> Problem details
Using the listing below, select the lines with the word "Development" and copy them.
** BEGIN **
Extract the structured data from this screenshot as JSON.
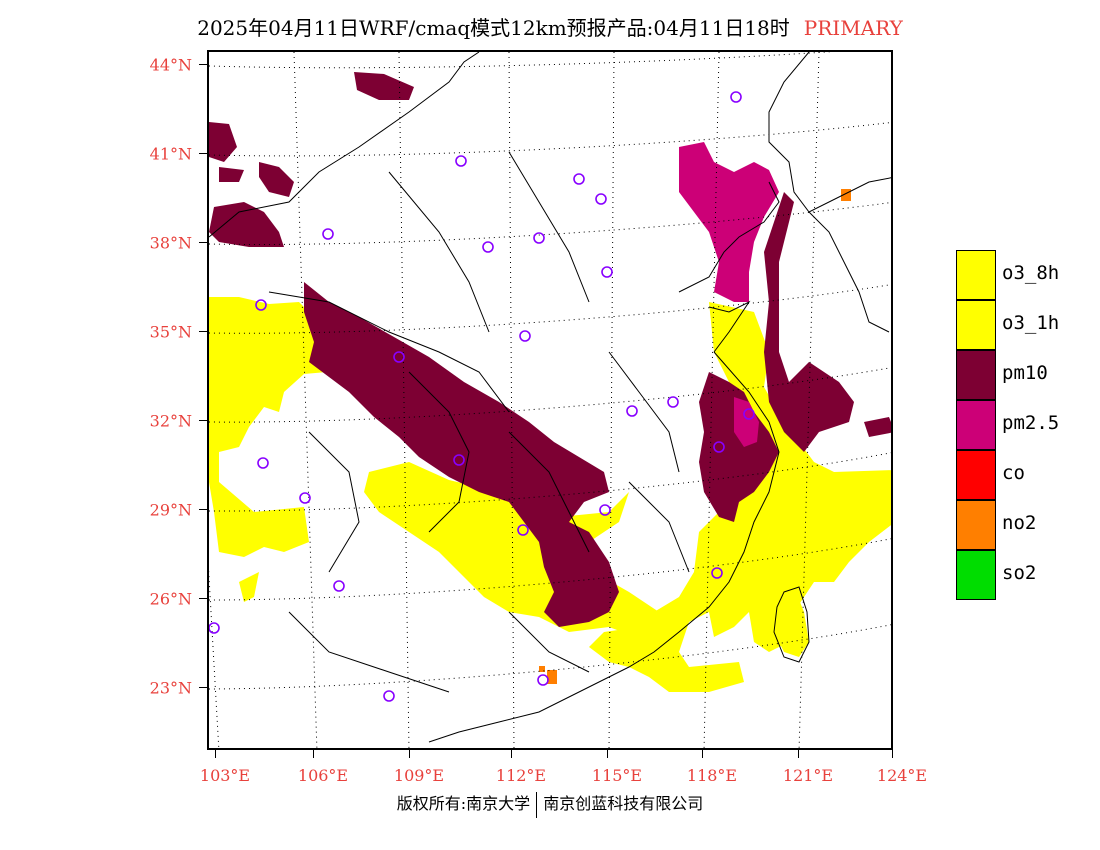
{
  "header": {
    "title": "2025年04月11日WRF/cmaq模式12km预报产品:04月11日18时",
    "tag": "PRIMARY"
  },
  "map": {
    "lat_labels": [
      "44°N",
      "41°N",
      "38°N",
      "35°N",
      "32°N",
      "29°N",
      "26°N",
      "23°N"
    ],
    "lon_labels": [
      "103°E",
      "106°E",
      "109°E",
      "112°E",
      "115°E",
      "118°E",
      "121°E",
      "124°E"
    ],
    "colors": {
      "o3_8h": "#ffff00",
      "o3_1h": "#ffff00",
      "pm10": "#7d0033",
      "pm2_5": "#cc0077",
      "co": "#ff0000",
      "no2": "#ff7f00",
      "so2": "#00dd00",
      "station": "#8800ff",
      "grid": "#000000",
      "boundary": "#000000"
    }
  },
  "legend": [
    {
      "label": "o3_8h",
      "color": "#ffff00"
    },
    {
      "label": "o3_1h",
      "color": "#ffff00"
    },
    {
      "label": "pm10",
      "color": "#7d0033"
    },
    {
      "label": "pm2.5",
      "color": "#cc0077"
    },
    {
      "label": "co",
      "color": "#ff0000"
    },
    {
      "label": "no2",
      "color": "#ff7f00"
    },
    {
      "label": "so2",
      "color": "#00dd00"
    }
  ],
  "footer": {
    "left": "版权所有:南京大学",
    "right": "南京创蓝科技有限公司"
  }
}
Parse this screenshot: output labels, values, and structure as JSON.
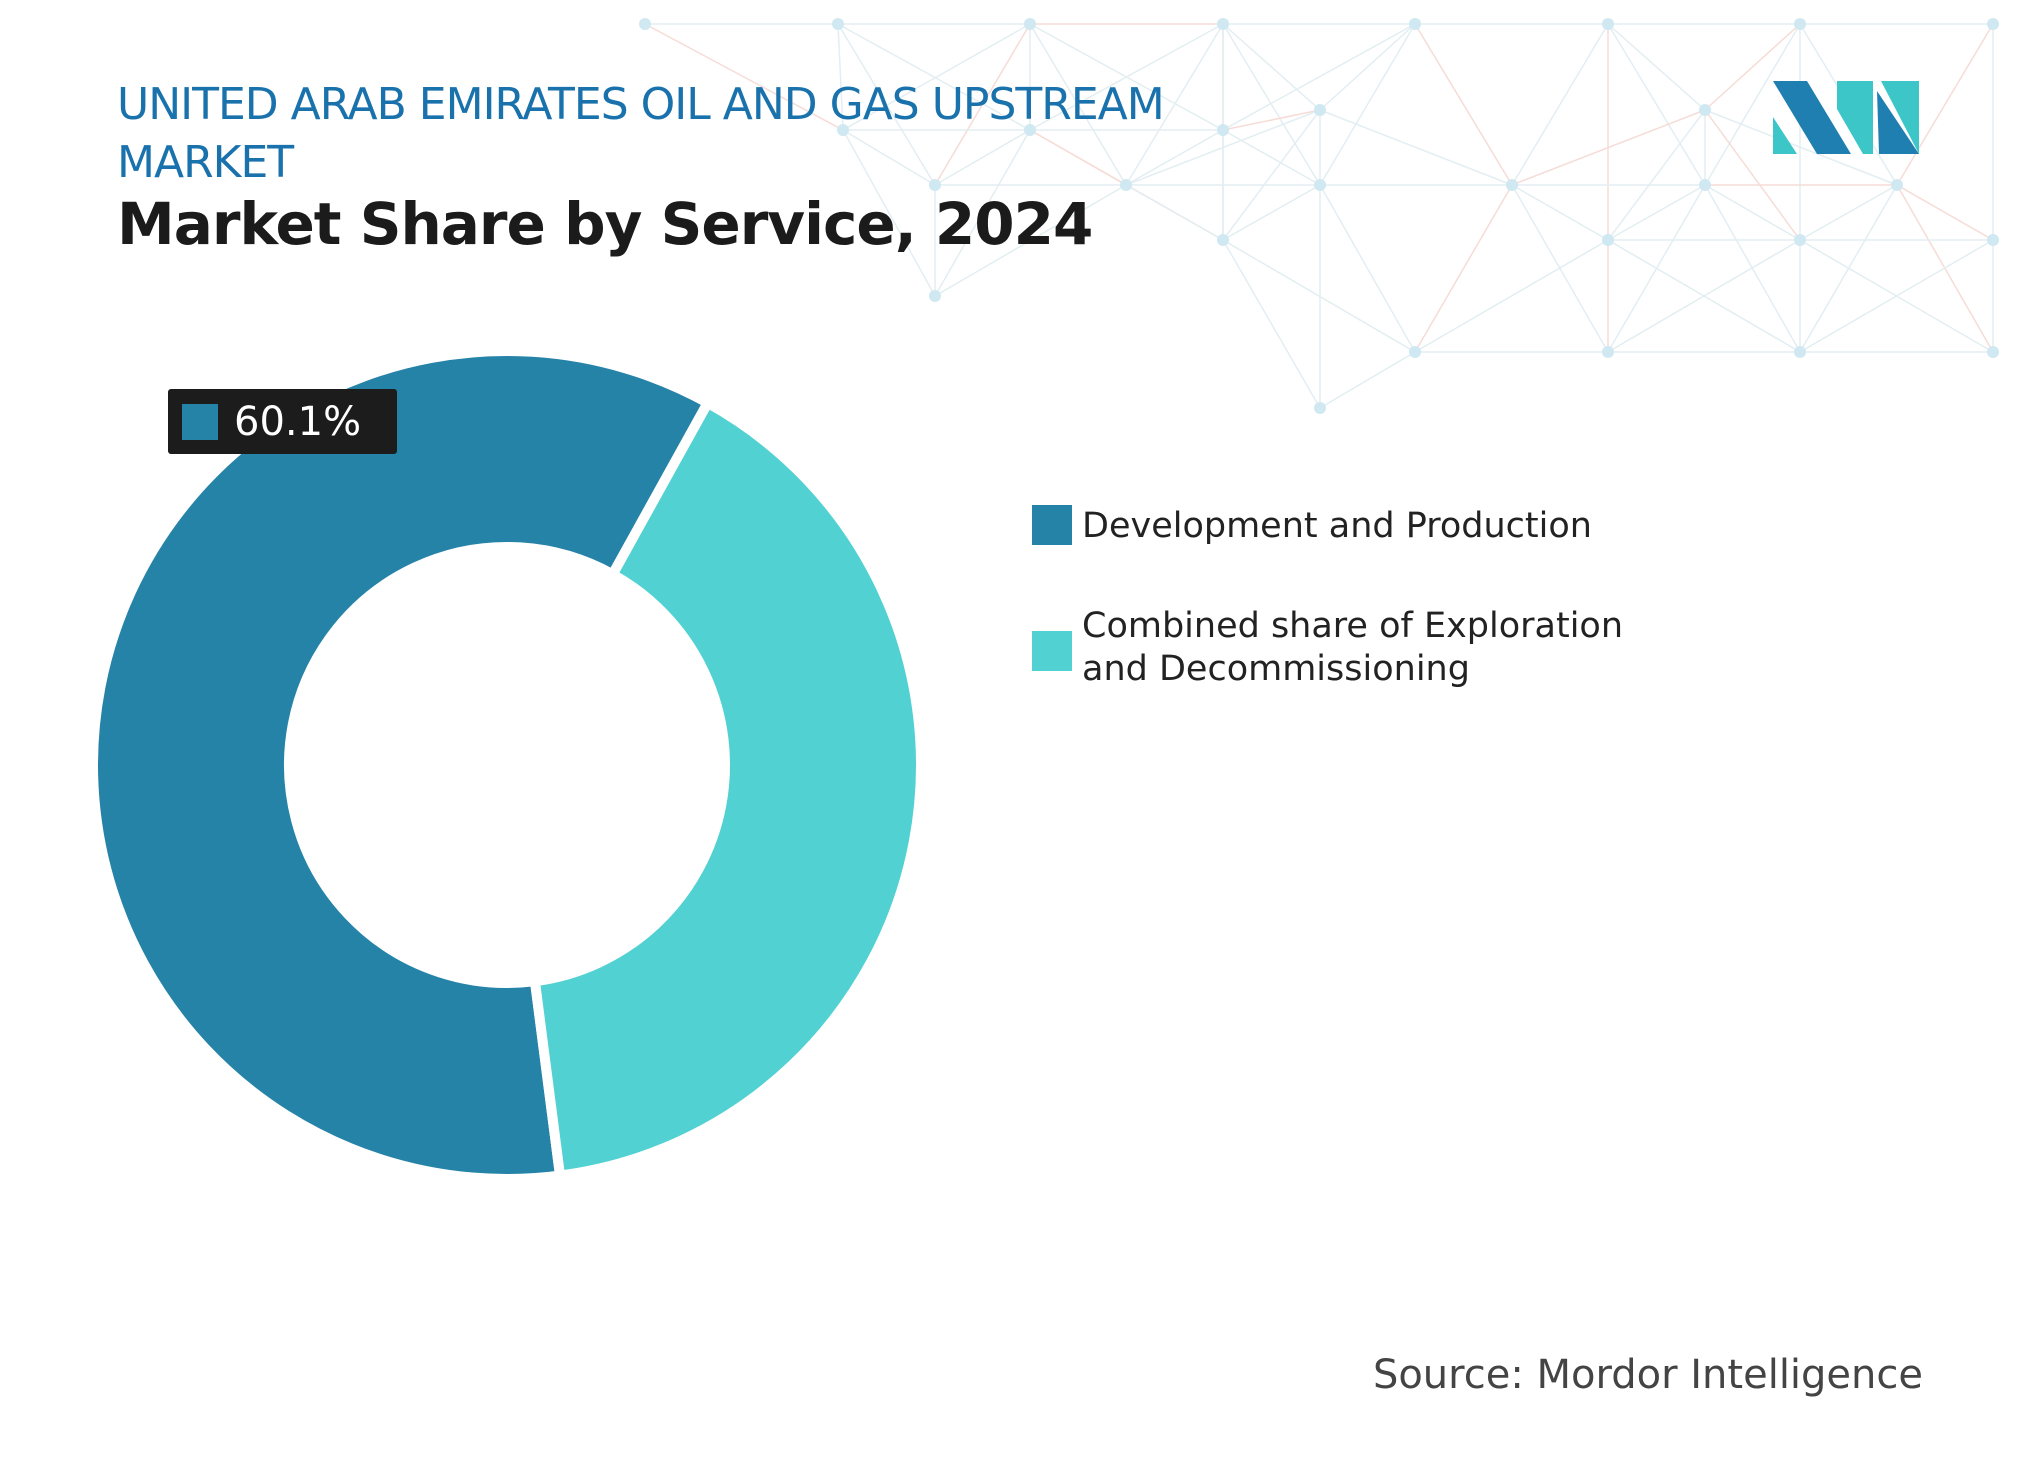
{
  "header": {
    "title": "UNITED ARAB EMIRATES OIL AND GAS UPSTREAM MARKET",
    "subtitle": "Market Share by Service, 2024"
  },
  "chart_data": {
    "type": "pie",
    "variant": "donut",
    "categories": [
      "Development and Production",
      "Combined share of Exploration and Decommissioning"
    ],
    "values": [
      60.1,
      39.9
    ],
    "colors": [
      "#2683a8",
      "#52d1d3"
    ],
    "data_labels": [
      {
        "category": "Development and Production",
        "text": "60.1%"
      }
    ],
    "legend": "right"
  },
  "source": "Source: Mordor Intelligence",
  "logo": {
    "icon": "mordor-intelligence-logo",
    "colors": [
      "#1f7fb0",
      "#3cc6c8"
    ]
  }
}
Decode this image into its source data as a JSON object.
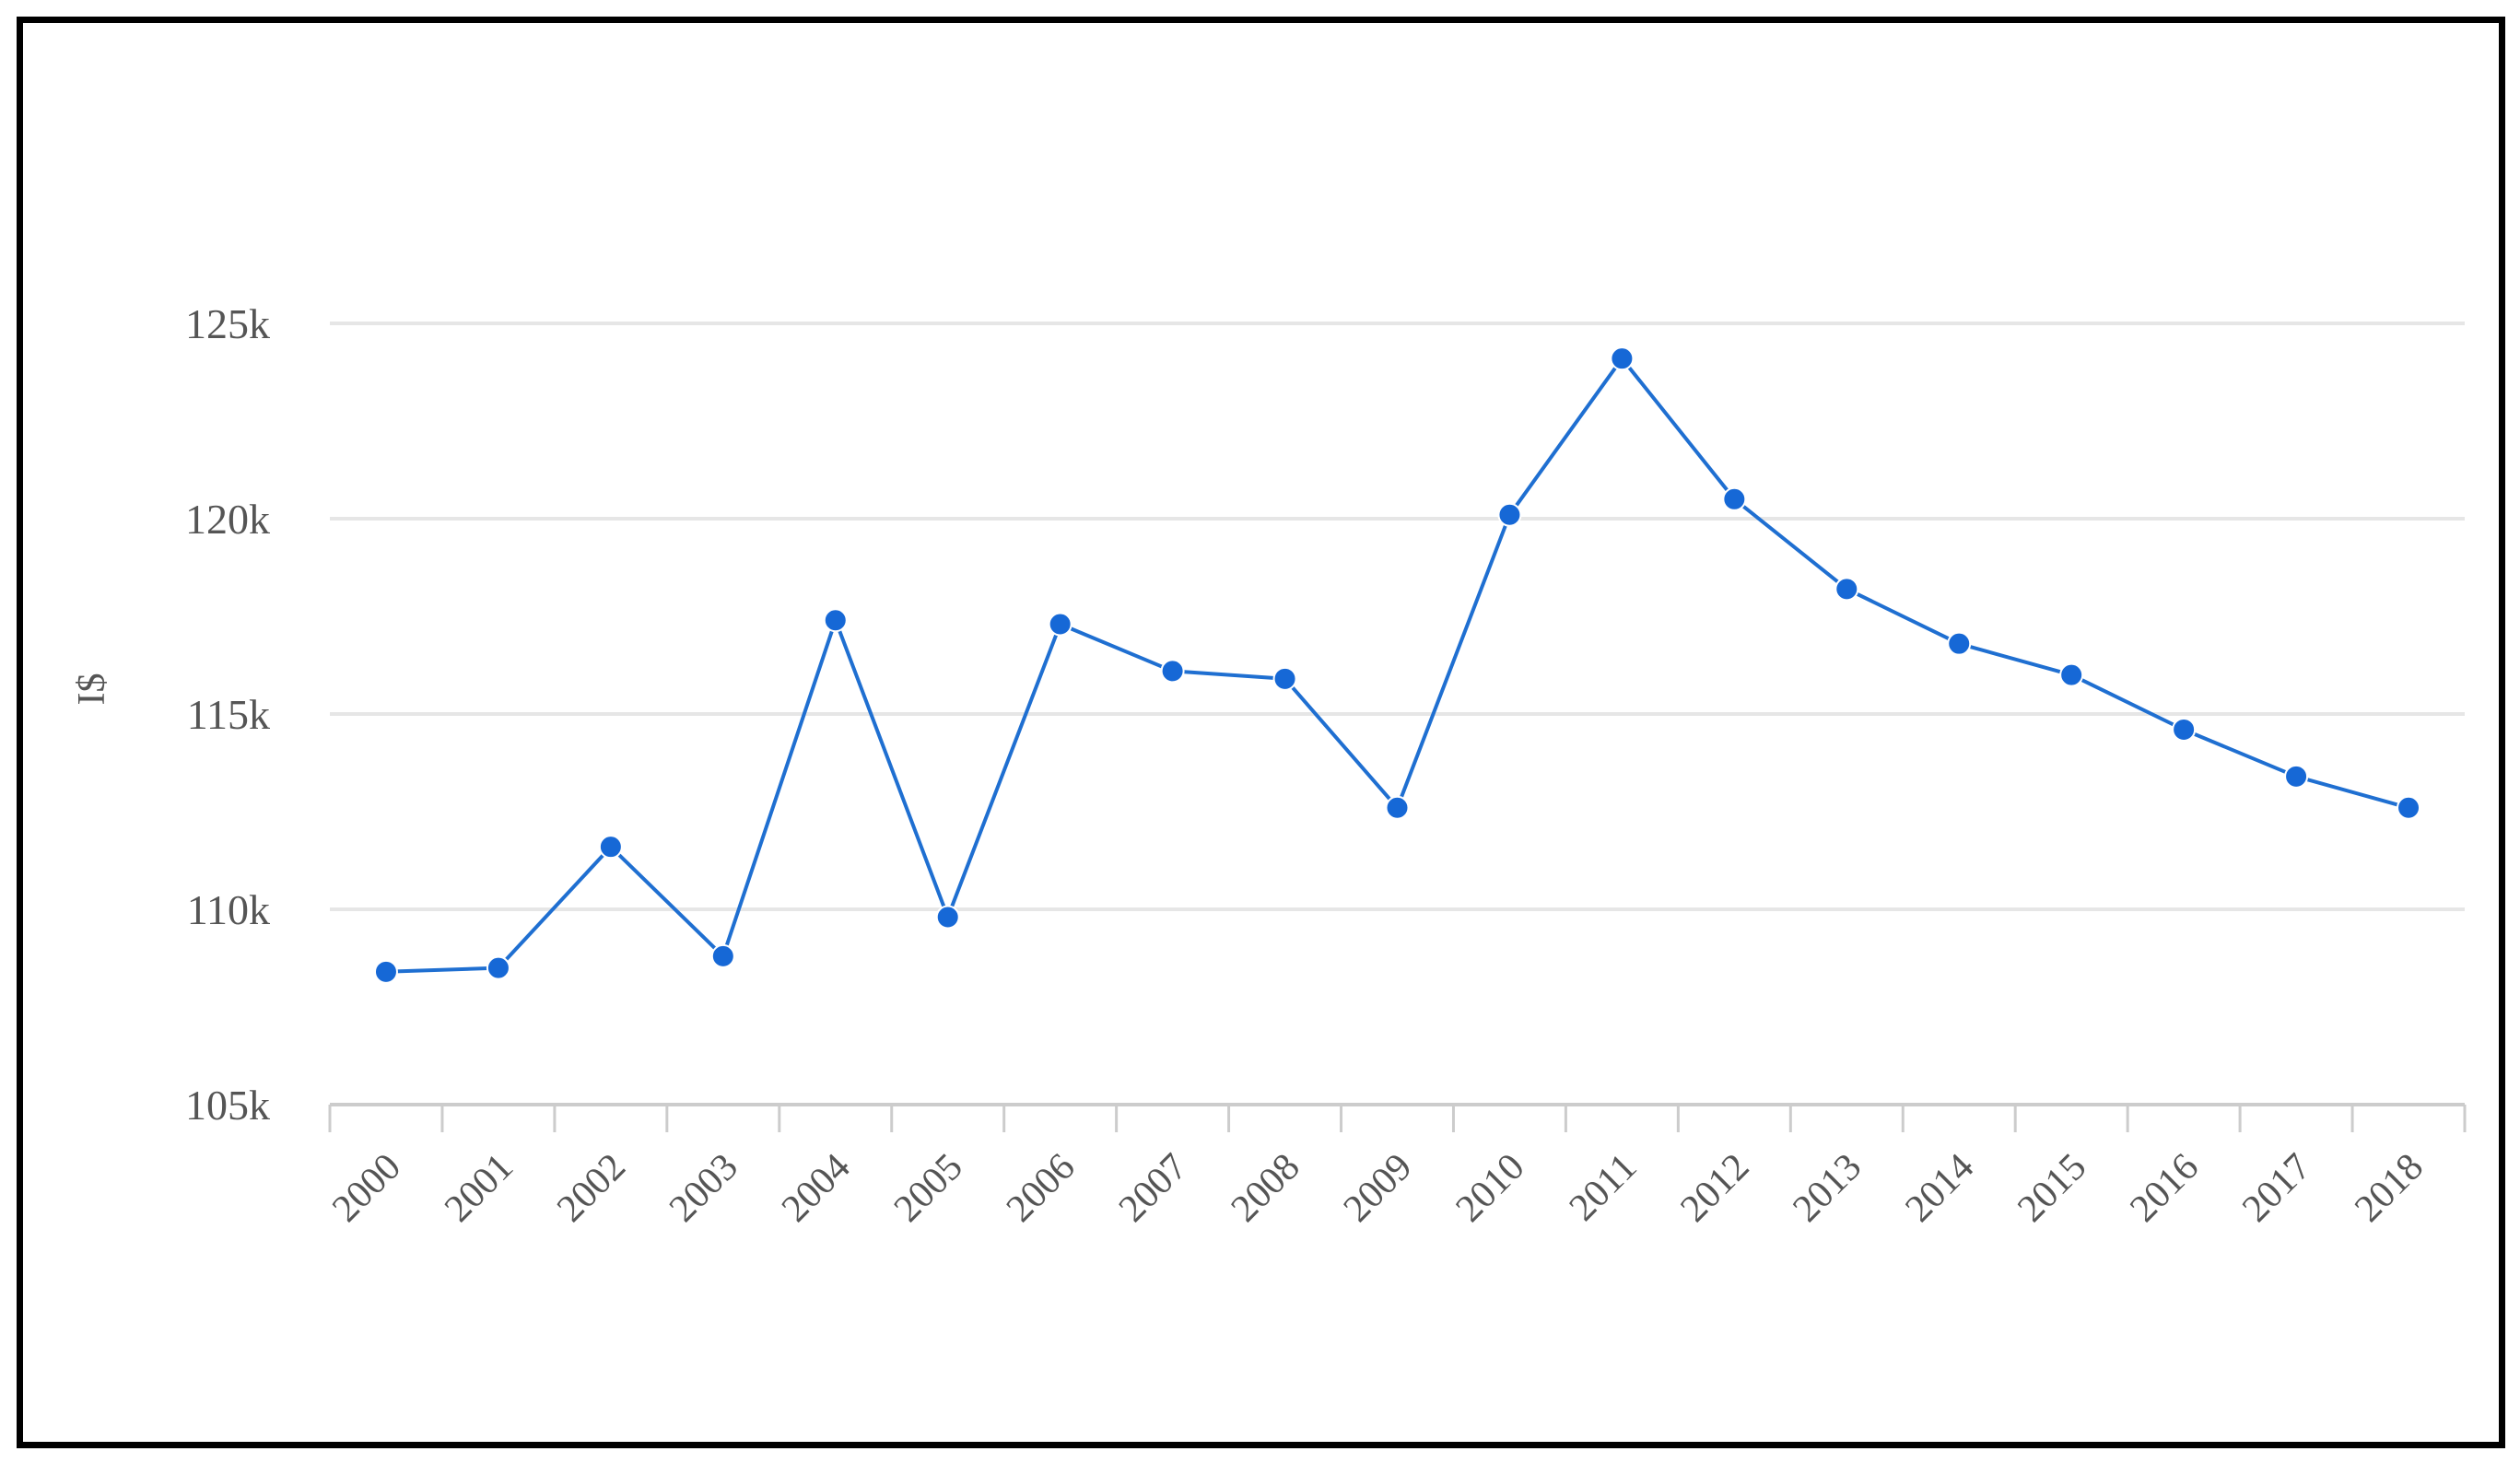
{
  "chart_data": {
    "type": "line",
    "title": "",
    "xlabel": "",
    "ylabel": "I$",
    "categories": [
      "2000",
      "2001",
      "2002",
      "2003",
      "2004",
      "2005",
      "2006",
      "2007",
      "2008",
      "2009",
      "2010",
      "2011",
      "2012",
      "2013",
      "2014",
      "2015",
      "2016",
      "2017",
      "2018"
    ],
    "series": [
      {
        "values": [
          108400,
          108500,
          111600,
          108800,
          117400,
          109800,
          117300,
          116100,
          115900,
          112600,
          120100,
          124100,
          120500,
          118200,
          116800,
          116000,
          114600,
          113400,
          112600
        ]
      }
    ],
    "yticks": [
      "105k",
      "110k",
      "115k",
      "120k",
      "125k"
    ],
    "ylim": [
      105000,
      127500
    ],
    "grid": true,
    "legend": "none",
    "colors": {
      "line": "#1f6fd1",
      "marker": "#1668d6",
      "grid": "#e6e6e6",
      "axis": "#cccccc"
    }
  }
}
** END **
> Completed task
      "Development and Production",
        "category": "Development and Production",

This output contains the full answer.